• **WHAT THE TASK REQUIRES**: Without omission or alteration, write out all of the data.

::: PROVIDED ENTRIES :::

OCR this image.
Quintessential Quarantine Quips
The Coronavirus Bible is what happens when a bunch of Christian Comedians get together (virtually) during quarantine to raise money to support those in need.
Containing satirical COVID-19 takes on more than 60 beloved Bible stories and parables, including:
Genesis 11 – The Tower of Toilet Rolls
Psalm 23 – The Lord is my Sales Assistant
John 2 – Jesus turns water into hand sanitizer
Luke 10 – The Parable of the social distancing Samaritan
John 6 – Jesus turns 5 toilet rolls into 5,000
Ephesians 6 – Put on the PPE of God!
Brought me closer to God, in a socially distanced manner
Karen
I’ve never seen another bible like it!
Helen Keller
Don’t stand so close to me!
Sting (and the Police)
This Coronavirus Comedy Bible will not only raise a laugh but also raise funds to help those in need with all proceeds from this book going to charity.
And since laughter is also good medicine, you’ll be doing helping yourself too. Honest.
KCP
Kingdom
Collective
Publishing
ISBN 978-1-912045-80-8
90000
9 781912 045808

:::

• **TASK RESULT**:
OCR this image.
Quintessential Quarantine Quips
The Coronavirus Bible is what happens when a bunch of Christian Comedians get together (virtually) during quarantine to raise money to support those in need.
Containing satirical COVID-19 takes on more than 60 beloved Bible stories and parables, including:
Genesis 11 – The Tower of Toilet Rolls
Psalm 23 – The Lord is my Sales Assistant
John 2 – Jesus turns water into hand sanitizer
Luke 10 – The Parable of the social distancing Samaritan
John 6 – Jesus turns 5 toilet rolls into 5,000
Ephesians 6 – Put on the PPE of God!
Brought me closer to God, in a socially distanced manner
Karen
I’ve never seen another bible like it!
Helen Keller
Don’t stand so close to me!
Sting (and the Police)
This Coronavirus Comedy Bible will not only raise a laugh but also raise funds to help those in need with all proceeds from this book going to charity.
And since laughter is also good medicine, you’ll be doing helping yourself too. Honest.
KCP
Kingdom
Collective
Publishing
ISBN 978-1-912045-80-8
90000
9 781912 045808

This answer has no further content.